__Given task__
Skip all pictures. Set down only the lines starting at the line containing "Convert this chart to structured JSON data." and running to the end of the listing.

__Material for this task__
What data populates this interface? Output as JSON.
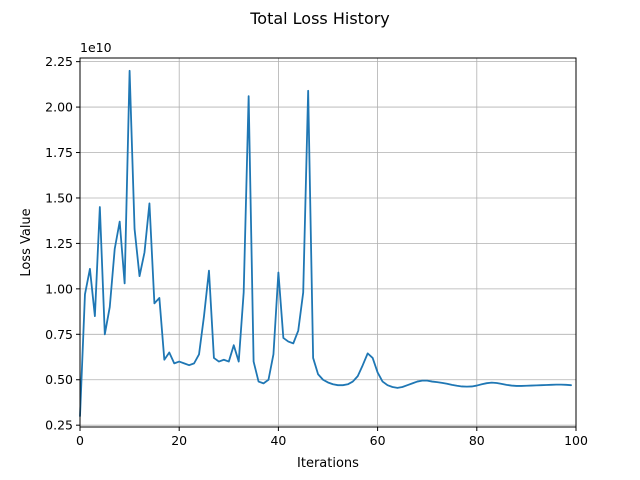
{
  "chart_data": {
    "type": "line",
    "title": "Total Loss History",
    "xlabel": "Iterations",
    "ylabel": "Loss Value",
    "y_offset_label": "1e10",
    "xlim": [
      0,
      100
    ],
    "ylim": [
      0.24,
      2.27
    ],
    "x_scale_factor": 1,
    "grid": true,
    "x_ticks": [
      0,
      20,
      40,
      60,
      80,
      100
    ],
    "x_tick_labels": [
      "0",
      "20",
      "40",
      "60",
      "80",
      "100"
    ],
    "y_ticks": [
      0.25,
      0.5,
      0.75,
      1.0,
      1.25,
      1.5,
      1.75,
      2.0,
      2.25
    ],
    "y_tick_labels": [
      "0.25",
      "0.50",
      "0.75",
      "1.00",
      "1.25",
      "1.50",
      "1.75",
      "2.00",
      "2.25"
    ],
    "series": [
      {
        "color": "#1f77b4",
        "x": [
          0,
          1,
          2,
          3,
          4,
          5,
          6,
          7,
          8,
          9,
          10,
          11,
          12,
          13,
          14,
          15,
          16,
          17,
          18,
          19,
          20,
          21,
          22,
          23,
          24,
          25,
          26,
          27,
          28,
          29,
          30,
          31,
          32,
          33,
          34,
          35,
          36,
          37,
          38,
          39,
          40,
          41,
          42,
          43,
          44,
          45,
          46,
          47,
          48,
          49,
          50,
          51,
          52,
          53,
          54,
          55,
          56,
          57,
          58,
          59,
          60,
          61,
          62,
          63,
          64,
          65,
          66,
          67,
          68,
          69,
          70,
          71,
          72,
          73,
          74,
          75,
          76,
          77,
          78,
          79,
          80,
          81,
          82,
          83,
          84,
          85,
          86,
          87,
          88,
          89,
          90,
          91,
          92,
          93,
          94,
          95,
          96,
          97,
          98,
          99
        ],
        "values": [
          0.3,
          0.97,
          1.11,
          0.85,
          1.45,
          0.75,
          0.9,
          1.22,
          1.37,
          1.03,
          2.2,
          1.33,
          1.07,
          1.2,
          1.47,
          0.92,
          0.95,
          0.61,
          0.65,
          0.59,
          0.6,
          0.59,
          0.58,
          0.59,
          0.64,
          0.85,
          1.1,
          0.62,
          0.6,
          0.61,
          0.6,
          0.69,
          0.6,
          0.98,
          2.06,
          0.6,
          0.49,
          0.48,
          0.5,
          0.64,
          1.09,
          0.73,
          0.71,
          0.7,
          0.77,
          0.98,
          2.09,
          0.62,
          0.53,
          0.5,
          0.485,
          0.475,
          0.47,
          0.47,
          0.475,
          0.49,
          0.52,
          0.58,
          0.645,
          0.62,
          0.54,
          0.49,
          0.47,
          0.46,
          0.455,
          0.46,
          0.47,
          0.48,
          0.49,
          0.495,
          0.495,
          0.49,
          0.487,
          0.483,
          0.478,
          0.472,
          0.467,
          0.463,
          0.462,
          0.463,
          0.468,
          0.475,
          0.481,
          0.484,
          0.482,
          0.477,
          0.472,
          0.468,
          0.466,
          0.466,
          0.467,
          0.468,
          0.469,
          0.47,
          0.471,
          0.472,
          0.473,
          0.473,
          0.472,
          0.47
        ]
      }
    ]
  }
}
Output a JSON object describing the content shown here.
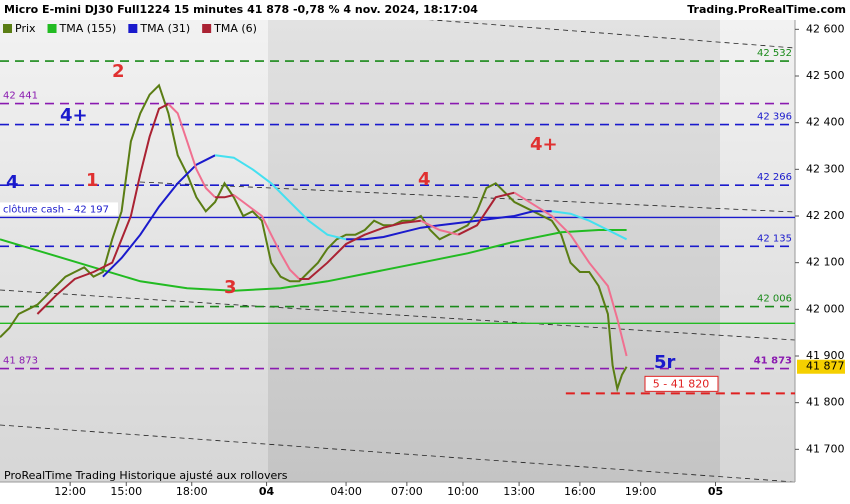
{
  "chart_data": {
    "type": "line",
    "title": "Micro E-mini DJ30 Full1224 15 minutes 41 878 -0,78 % 4 nov. 2024, 18:17:04",
    "source": "Trading.ProRealTime.com",
    "footer": "ProRealTime Trading  Historique ajusté aux rollovers",
    "xlim": [
      0,
      170
    ],
    "ylim": [
      41630,
      42620
    ],
    "xticks": [
      {
        "value": 15,
        "label": "12:00"
      },
      {
        "value": 27,
        "label": "15:00"
      },
      {
        "value": 41,
        "label": "18:00"
      },
      {
        "value": 57,
        "label": "04"
      },
      {
        "value": 74,
        "label": "04:00"
      },
      {
        "value": 87,
        "label": "07:00"
      },
      {
        "value": 99,
        "label": "10:00"
      },
      {
        "value": 111,
        "label": "13:00"
      },
      {
        "value": 124,
        "label": "16:00"
      },
      {
        "value": 137,
        "label": "19:00"
      },
      {
        "value": 153,
        "label": "05"
      }
    ],
    "yticks": [
      {
        "value": 41700,
        "label": "41 700"
      },
      {
        "value": 41800,
        "label": "41 800"
      },
      {
        "value": 41900,
        "label": "41 900"
      },
      {
        "value": 42000,
        "label": "42 000"
      },
      {
        "value": 42100,
        "label": "42 100"
      },
      {
        "value": 42200,
        "label": "42 200"
      },
      {
        "value": 42300,
        "label": "42 300"
      },
      {
        "value": 42400,
        "label": "42 400"
      },
      {
        "value": 42500,
        "label": "42 500"
      },
      {
        "value": 42600,
        "label": "42 600"
      }
    ],
    "series": [
      {
        "name": "Prix",
        "color": "#5a7d14",
        "x": [
          0,
          2,
          4,
          6,
          8,
          10,
          12,
          14,
          16,
          18,
          20,
          22,
          24,
          26,
          28,
          30,
          32,
          34,
          36,
          38,
          40,
          42,
          44,
          46,
          48,
          50,
          52,
          54,
          56,
          58,
          60,
          62,
          64,
          66,
          68,
          70,
          72,
          74,
          76,
          78,
          80,
          82,
          84,
          86,
          88,
          90,
          92,
          94,
          96,
          98,
          100,
          102,
          104,
          106,
          108,
          110,
          112,
          114,
          116,
          118,
          120,
          122,
          124,
          126,
          128,
          130,
          131,
          132,
          133,
          134
        ],
        "values": [
          41940,
          41960,
          41990,
          42000,
          42010,
          42030,
          42050,
          42070,
          42080,
          42090,
          42070,
          42080,
          42150,
          42210,
          42360,
          42420,
          42460,
          42480,
          42420,
          42330,
          42290,
          42240,
          42210,
          42230,
          42270,
          42240,
          42200,
          42210,
          42190,
          42100,
          42070,
          42060,
          42060,
          42080,
          42100,
          42130,
          42150,
          42160,
          42160,
          42170,
          42190,
          42180,
          42180,
          42190,
          42190,
          42200,
          42170,
          42150,
          42160,
          42170,
          42180,
          42210,
          42260,
          42270,
          42250,
          42230,
          42220,
          42210,
          42200,
          42190,
          42160,
          42100,
          42080,
          42080,
          42050,
          41990,
          41880,
          41830,
          41860,
          41877
        ]
      },
      {
        "name": "TMA (155)",
        "color": "#22bb22",
        "x": [
          0,
          10,
          20,
          30,
          40,
          50,
          60,
          70,
          80,
          90,
          100,
          110,
          120,
          128,
          134
        ],
        "values": [
          42150,
          42120,
          42090,
          42060,
          42045,
          42040,
          42045,
          42060,
          42080,
          42100,
          42120,
          42145,
          42165,
          42170,
          42170
        ]
      },
      {
        "name": "TMA (31)",
        "color": "#1a1acc",
        "down_color": "#44e0f0",
        "x": [
          22,
          26,
          30,
          34,
          38,
          42,
          46,
          50,
          54,
          58,
          62,
          66,
          70,
          74,
          78,
          82,
          86,
          90,
          94,
          98,
          102,
          106,
          110,
          114,
          118,
          122,
          126,
          130,
          134
        ],
        "values": [
          42070,
          42110,
          42160,
          42220,
          42270,
          42310,
          42330,
          42325,
          42300,
          42270,
          42230,
          42190,
          42160,
          42150,
          42150,
          42155,
          42165,
          42175,
          42180,
          42185,
          42190,
          42195,
          42200,
          42210,
          42210,
          42205,
          42190,
          42170,
          42150
        ]
      },
      {
        "name": "TMA (6)",
        "color": "#aa2233",
        "down_color": "#f07090",
        "x": [
          8,
          12,
          16,
          20,
          24,
          28,
          30,
          32,
          34,
          36,
          38,
          40,
          42,
          44,
          46,
          48,
          50,
          52,
          54,
          56,
          58,
          60,
          62,
          64,
          66,
          70,
          74,
          78,
          82,
          86,
          90,
          94,
          98,
          102,
          106,
          110,
          114,
          118,
          122,
          126,
          130,
          132,
          134
        ],
        "values": [
          41990,
          42030,
          42065,
          42080,
          42100,
          42200,
          42290,
          42370,
          42430,
          42440,
          42420,
          42360,
          42300,
          42260,
          42240,
          42240,
          42245,
          42230,
          42215,
          42200,
          42160,
          42120,
          42085,
          42065,
          42065,
          42100,
          42140,
          42160,
          42175,
          42185,
          42190,
          42170,
          42160,
          42180,
          42240,
          42250,
          42225,
          42200,
          42160,
          42100,
          42050,
          41980,
          41900
        ]
      }
    ],
    "levels": [
      {
        "value": 42532,
        "label": "42 532",
        "color": "#1a8a1a",
        "dash": true
      },
      {
        "value": 42441,
        "label": "42 441",
        "color": "#8a1ab0",
        "dash": true,
        "left": true
      },
      {
        "value": 42396,
        "label": "42 396",
        "color": "#1a1acc",
        "dash": true
      },
      {
        "value": 42266,
        "label": "42 266",
        "color": "#1a1acc",
        "dash": true
      },
      {
        "value": 42197,
        "label": "clôture cash - 42 197",
        "color": "#1a1acc",
        "dash": false,
        "left": true
      },
      {
        "value": 42135,
        "label": "42 135",
        "color": "#1a1acc",
        "dash": true
      },
      {
        "value": 42006,
        "label": "42 006",
        "color": "#1a8a1a",
        "dash": true
      },
      {
        "value": 41970,
        "color": "#22bb22",
        "dash": false
      },
      {
        "value": 41873,
        "label": "41 873",
        "color": "#8a1ab0",
        "dash": true,
        "left": true,
        "right_label": "41 873"
      }
    ],
    "target": {
      "value": 41820,
      "label": "5 - 41 820",
      "color": "#e02020",
      "from": 121
    },
    "last_price": {
      "value": 41877,
      "label": "41 877"
    },
    "annotations": [
      {
        "text": "2",
        "color": "#e03030"
      },
      {
        "text": "4+",
        "color": "#1a1acc"
      },
      {
        "text": "4",
        "color": "#1a1acc"
      },
      {
        "text": "1",
        "color": "#e03030"
      },
      {
        "text": "3",
        "color": "#e03030"
      },
      {
        "text": "4",
        "color": "#e03030"
      },
      {
        "text": "4+",
        "color": "#e03030"
      },
      {
        "text": "5r",
        "color": "#1a1acc"
      }
    ]
  }
}
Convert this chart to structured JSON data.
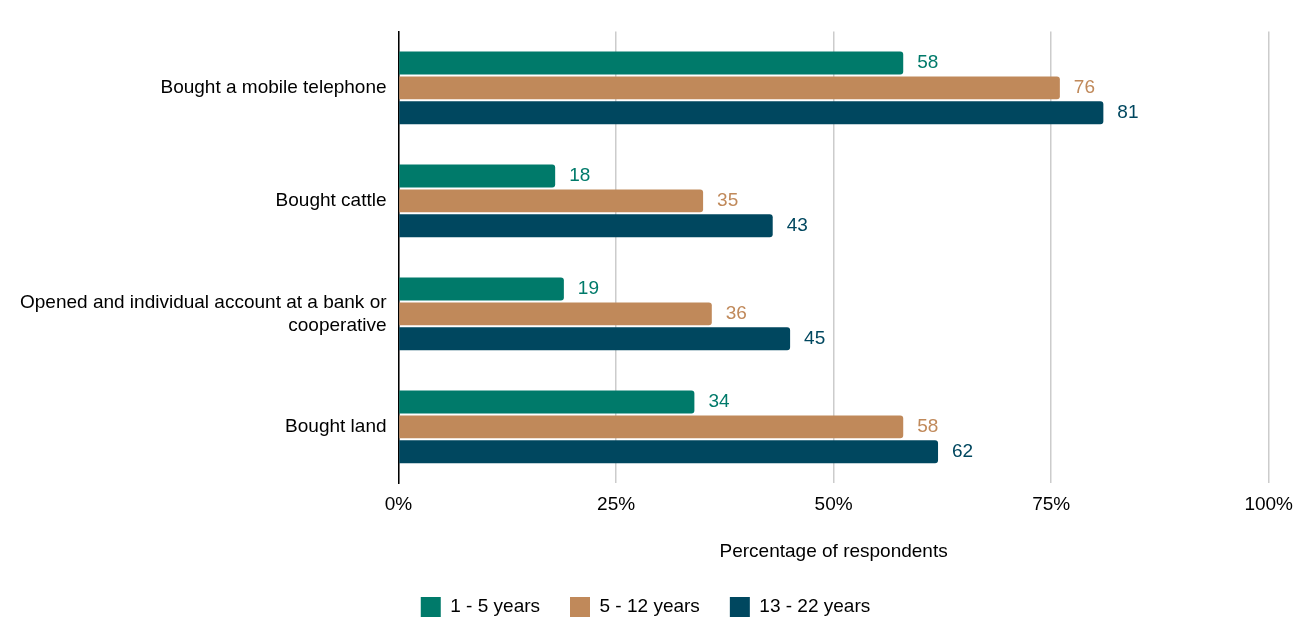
{
  "chart_data": {
    "type": "bar",
    "orientation": "horizontal",
    "xlabel": "Percentage of respondents",
    "categories": [
      "Bought a mobile telephone",
      "Bought cattle",
      "Opened and individual account at a bank or cooperative",
      "Bought land"
    ],
    "series": [
      {
        "name": "1 - 5 years",
        "color": "#007a6a",
        "values": [
          58,
          18,
          19,
          34
        ]
      },
      {
        "name": "5 - 12 years",
        "color": "#c0895a",
        "values": [
          76,
          35,
          36,
          58
        ]
      },
      {
        "name": "13 - 22 years",
        "color": "#00475f",
        "values": [
          81,
          43,
          45,
          62
        ]
      }
    ],
    "xlim": [
      0,
      100
    ],
    "xticks": [
      {
        "value": 0,
        "label": "0%"
      },
      {
        "value": 25,
        "label": "25%"
      },
      {
        "value": 50,
        "label": "50%"
      },
      {
        "value": 75,
        "label": "75%"
      },
      {
        "value": 100,
        "label": "100%"
      }
    ],
    "grid": "x",
    "legend": "bottom",
    "data_labels": true
  }
}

__Task solution__
Convert this chart to structured JSON data.
{
  "chart_data": {
    "type": "bar",
    "orientation": "horizontal",
    "xlabel": "Percentage of respondents",
    "categories": [
      "Bought a mobile telephone",
      "Bought cattle",
      "Opened and individual account at a bank or cooperative",
      "Bought land"
    ],
    "series": [
      {
        "name": "1 - 5 years",
        "color": "#007a6a",
        "values": [
          58,
          18,
          19,
          34
        ]
      },
      {
        "name": "5 - 12 years",
        "color": "#c0895a",
        "values": [
          76,
          35,
          36,
          58
        ]
      },
      {
        "name": "13 - 22 years",
        "color": "#00475f",
        "values": [
          81,
          43,
          45,
          62
        ]
      }
    ],
    "xlim": [
      0,
      100
    ],
    "xticks": [
      {
        "value": 0,
        "label": "0%"
      },
      {
        "value": 25,
        "label": "25%"
      },
      {
        "value": 50,
        "label": "50%"
      },
      {
        "value": 75,
        "label": "75%"
      },
      {
        "value": 100,
        "label": "100%"
      }
    ],
    "grid": "x",
    "legend": "bottom",
    "data_labels": true
  }
}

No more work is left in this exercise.